Collected data entries
☆ ☆ ☆ ☆
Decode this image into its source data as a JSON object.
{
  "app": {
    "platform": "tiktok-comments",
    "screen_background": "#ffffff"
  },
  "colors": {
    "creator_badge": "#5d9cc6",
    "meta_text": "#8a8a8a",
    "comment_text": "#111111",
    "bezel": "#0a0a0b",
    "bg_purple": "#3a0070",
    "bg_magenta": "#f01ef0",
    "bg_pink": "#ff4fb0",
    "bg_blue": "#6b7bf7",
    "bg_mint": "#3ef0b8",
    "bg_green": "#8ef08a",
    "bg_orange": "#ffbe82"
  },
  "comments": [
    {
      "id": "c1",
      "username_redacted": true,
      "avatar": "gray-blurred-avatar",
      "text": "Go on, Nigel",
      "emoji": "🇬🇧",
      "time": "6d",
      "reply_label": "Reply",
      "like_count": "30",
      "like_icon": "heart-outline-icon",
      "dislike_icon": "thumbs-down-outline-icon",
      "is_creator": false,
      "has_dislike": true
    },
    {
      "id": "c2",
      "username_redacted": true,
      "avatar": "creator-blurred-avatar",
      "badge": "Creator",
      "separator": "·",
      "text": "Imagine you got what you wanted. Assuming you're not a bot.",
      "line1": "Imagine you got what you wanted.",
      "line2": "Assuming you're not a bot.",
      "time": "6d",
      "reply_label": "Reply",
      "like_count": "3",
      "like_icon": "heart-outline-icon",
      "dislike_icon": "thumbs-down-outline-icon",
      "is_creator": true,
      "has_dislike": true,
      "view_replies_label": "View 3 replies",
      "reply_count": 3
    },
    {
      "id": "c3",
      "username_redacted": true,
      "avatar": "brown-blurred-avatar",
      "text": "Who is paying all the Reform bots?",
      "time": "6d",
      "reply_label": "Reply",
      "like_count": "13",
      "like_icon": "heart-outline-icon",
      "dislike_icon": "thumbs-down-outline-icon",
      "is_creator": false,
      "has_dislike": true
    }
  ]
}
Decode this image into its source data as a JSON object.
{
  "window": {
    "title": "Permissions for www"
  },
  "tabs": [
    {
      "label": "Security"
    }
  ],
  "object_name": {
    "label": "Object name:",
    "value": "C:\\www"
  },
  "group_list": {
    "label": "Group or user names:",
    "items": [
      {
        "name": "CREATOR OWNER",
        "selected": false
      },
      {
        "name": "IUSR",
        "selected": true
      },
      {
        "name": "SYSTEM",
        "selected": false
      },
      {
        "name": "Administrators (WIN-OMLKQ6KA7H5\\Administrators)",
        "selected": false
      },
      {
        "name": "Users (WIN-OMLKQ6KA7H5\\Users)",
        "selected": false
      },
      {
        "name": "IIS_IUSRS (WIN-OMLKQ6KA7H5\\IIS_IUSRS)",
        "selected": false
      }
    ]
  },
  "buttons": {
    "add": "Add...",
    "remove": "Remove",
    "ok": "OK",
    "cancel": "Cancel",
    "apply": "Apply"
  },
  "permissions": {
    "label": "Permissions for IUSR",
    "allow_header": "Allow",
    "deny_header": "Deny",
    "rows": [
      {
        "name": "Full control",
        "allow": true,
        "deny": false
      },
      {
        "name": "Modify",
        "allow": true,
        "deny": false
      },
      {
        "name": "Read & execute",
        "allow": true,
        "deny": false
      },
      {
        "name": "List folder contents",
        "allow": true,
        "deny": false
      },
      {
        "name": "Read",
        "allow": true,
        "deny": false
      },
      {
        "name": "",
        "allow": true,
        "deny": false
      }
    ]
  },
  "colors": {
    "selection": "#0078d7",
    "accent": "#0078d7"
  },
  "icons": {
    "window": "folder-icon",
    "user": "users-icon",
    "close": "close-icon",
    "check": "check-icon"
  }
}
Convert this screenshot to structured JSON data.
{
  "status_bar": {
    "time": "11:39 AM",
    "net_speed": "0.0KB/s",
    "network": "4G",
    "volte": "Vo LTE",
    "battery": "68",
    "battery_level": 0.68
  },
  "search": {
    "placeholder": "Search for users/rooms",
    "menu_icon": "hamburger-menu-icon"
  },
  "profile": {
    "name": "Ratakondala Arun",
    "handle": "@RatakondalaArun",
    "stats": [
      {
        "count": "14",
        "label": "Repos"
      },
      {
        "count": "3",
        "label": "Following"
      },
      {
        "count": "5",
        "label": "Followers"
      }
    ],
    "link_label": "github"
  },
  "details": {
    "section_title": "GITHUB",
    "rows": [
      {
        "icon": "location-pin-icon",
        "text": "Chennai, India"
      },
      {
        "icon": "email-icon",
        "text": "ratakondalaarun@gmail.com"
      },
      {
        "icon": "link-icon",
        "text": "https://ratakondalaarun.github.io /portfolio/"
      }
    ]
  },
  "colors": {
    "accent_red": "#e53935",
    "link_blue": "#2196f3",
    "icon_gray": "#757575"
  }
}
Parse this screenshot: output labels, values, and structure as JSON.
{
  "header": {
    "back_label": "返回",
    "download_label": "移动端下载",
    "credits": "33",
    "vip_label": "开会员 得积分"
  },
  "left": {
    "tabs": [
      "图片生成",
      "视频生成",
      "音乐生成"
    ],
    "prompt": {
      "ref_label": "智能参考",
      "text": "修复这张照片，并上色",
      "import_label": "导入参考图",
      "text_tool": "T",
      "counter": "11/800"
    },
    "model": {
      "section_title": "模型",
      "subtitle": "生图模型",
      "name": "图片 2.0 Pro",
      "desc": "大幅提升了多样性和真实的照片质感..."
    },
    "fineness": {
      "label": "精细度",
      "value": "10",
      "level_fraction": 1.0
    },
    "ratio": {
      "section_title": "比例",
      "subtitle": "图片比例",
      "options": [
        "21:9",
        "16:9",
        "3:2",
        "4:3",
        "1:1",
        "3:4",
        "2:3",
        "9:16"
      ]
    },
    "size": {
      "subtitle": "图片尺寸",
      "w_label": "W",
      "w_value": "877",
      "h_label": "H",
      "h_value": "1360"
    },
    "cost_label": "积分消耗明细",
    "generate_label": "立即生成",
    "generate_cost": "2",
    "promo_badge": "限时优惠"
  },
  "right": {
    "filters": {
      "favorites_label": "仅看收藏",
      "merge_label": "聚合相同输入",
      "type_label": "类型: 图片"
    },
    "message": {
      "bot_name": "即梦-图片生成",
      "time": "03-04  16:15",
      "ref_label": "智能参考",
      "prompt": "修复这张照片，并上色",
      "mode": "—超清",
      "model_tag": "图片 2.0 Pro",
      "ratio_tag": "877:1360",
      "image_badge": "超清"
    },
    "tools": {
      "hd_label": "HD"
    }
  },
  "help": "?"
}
☆ ☆ ☆ ☆
**Exercise aim:** Transcribe every entry verbatim.

**Exercise output:**
Decode this image into its source data as a JSON object.
{
  "app": {
    "platform": "tiktok-comments",
    "screen_background": "#ffffff"
  },
  "colors": {
    "creator_badge": "#5d9cc6",
    "meta_text": "#8a8a8a",
    "comment_text": "#111111",
    "bezel": "#0a0a0b",
    "bg_purple": "#3a0070",
    "bg_magenta": "#f01ef0",
    "bg_pink": "#ff4fb0",
    "bg_blue": "#6b7bf7",
    "bg_mint": "#3ef0b8",
    "bg_green": "#8ef08a",
    "bg_orange": "#ffbe82"
  },
  "comments": [
    {
      "id": "c1",
      "username_redacted": true,
      "avatar": "gray-blurred-avatar",
      "text": "Go on, Nigel",
      "emoji": "🇬🇧",
      "time": "6d",
      "reply_label": "Reply",
      "like_count": "30",
      "like_icon": "heart-outline-icon",
      "dislike_icon": "thumbs-down-outline-icon",
      "is_creator": false,
      "has_dislike": true
    },
    {
      "id": "c2",
      "username_redacted": true,
      "avatar": "creator-blurred-avatar",
      "badge": "Creator",
      "separator": "·",
      "text": "Imagine you got what you wanted. Assuming you're not a bot.",
      "line1": "Imagine you got what you wanted.",
      "line2": "Assuming you're not a bot.",
      "time": "6d",
      "reply_label": "Reply",
      "like_count": "3",
      "like_icon": "heart-outline-icon",
      "dislike_icon": "thumbs-down-outline-icon",
      "is_creator": true,
      "has_dislike": true,
      "view_replies_label": "View 3 replies",
      "reply_count": 3
    },
    {
      "id": "c3",
      "username_redacted": true,
      "avatar": "brown-blurred-avatar",
      "text": "Who is paying all the Reform bots?",
      "time": "6d",
      "reply_label": "Reply",
      "like_count": "13",
      "like_icon": "heart-outline-icon",
      "dislike_icon": "thumbs-down-outline-icon",
      "is_creator": false,
      "has_dislike": true
    }
  ]
}
Decode this image into its source data as a JSON object.
{
  "window": {
    "title": "Permissions for www"
  },
  "tabs": [
    {
      "label": "Security"
    }
  ],
  "object_name": {
    "label": "Object name:",
    "value": "C:\\www"
  },
  "group_list": {
    "label": "Group or user names:",
    "items": [
      {
        "name": "CREATOR OWNER",
        "selected": false
      },
      {
        "name": "IUSR",
        "selected": true
      },
      {
        "name": "SYSTEM",
        "selected": false
      },
      {
        "name": "Administrators (WIN-OMLKQ6KA7H5\\Administrators)",
        "selected": false
      },
      {
        "name": "Users (WIN-OMLKQ6KA7H5\\Users)",
        "selected": false
      },
      {
        "name": "IIS_IUSRS (WIN-OMLKQ6KA7H5\\IIS_IUSRS)",
        "selected": false
      }
    ]
  },
  "buttons": {
    "add": "Add...",
    "remove": "Remove",
    "ok": "OK",
    "cancel": "Cancel",
    "apply": "Apply"
  },
  "permissions": {
    "label": "Permissions for IUSR",
    "allow_header": "Allow",
    "deny_header": "Deny",
    "rows": [
      {
        "name": "Full control",
        "allow": true,
        "deny": false
      },
      {
        "name": "Modify",
        "allow": true,
        "deny": false
      },
      {
        "name": "Read & execute",
        "allow": true,
        "deny": false
      },
      {
        "name": "List folder contents",
        "allow": true,
        "deny": false
      },
      {
        "name": "Read",
        "allow": true,
        "deny": false
      },
      {
        "name": "",
        "allow": true,
        "deny": false
      }
    ]
  },
  "colors": {
    "selection": "#0078d7",
    "accent": "#0078d7"
  },
  "icons": {
    "window": "folder-icon",
    "user": "users-icon",
    "close": "close-icon",
    "check": "check-icon"
  }
}
Convert this screenshot to structured JSON data.
{
  "status_bar": {
    "time": "11:39 AM",
    "net_speed": "0.0KB/s",
    "network": "4G",
    "volte": "Vo LTE",
    "battery": "68",
    "battery_level": 0.68
  },
  "search": {
    "placeholder": "Search for users/rooms",
    "menu_icon": "hamburger-menu-icon"
  },
  "profile": {
    "name": "Ratakondala Arun",
    "handle": "@RatakondalaArun",
    "stats": [
      {
        "count": "14",
        "label": "Repos"
      },
      {
        "count": "3",
        "label": "Following"
      },
      {
        "count": "5",
        "label": "Followers"
      }
    ],
    "link_label": "github"
  },
  "details": {
    "section_title": "GITHUB",
    "rows": [
      {
        "icon": "location-pin-icon",
        "text": "Chennai, India"
      },
      {
        "icon": "email-icon",
        "text": "ratakondalaarun@gmail.com"
      },
      {
        "icon": "link-icon",
        "text": "https://ratakondalaarun.github.io /portfolio/"
      }
    ]
  },
  "colors": {
    "accent_red": "#e53935",
    "link_blue": "#2196f3",
    "icon_gray": "#757575"
  }
}
Parse this screenshot: output labels, values, and structure as JSON.
{
  "header": {
    "back_label": "返回",
    "download_label": "移动端下载",
    "credits": "33",
    "vip_label": "开会员 得积分"
  },
  "left": {
    "tabs": [
      "图片生成",
      "视频生成",
      "音乐生成"
    ],
    "prompt": {
      "ref_label": "智能参考",
      "text": "修复这张照片，并上色",
      "import_label": "导入参考图",
      "text_tool": "T",
      "counter": "11/800"
    },
    "model": {
      "section_title": "模型",
      "subtitle": "生图模型",
      "name": "图片 2.0 Pro",
      "desc": "大幅提升了多样性和真实的照片质感..."
    },
    "fineness": {
      "label": "精细度",
      "value": "10",
      "level_fraction": 1.0
    },
    "ratio": {
      "section_title": "比例",
      "subtitle": "图片比例",
      "options": [
        "21:9",
        "16:9",
        "3:2",
        "4:3",
        "1:1",
        "3:4",
        "2:3",
        "9:16"
      ]
    },
    "size": {
      "subtitle": "图片尺寸",
      "w_label": "W",
      "w_value": "877",
      "h_label": "H",
      "h_value": "1360"
    },
    "cost_label": "积分消耗明细",
    "generate_label": "立即生成",
    "generate_cost": "2",
    "promo_badge": "限时优惠"
  },
  "right": {
    "filters": {
      "favorites_label": "仅看收藏",
      "merge_label": "聚合相同输入",
      "type_label": "类型: 图片"
    },
    "message": {
      "bot_name": "即梦-图片生成",
      "time": "03-04  16:15",
      "ref_label": "智能参考",
      "prompt": "修复这张照片，并上色",
      "mode": "—超清",
      "model_tag": "图片 2.0 Pro",
      "ratio_tag": "877:1360",
      "image_badge": "超清"
    },
    "tools": {
      "hd_label": "HD"
    }
  },
  "help": "?"
}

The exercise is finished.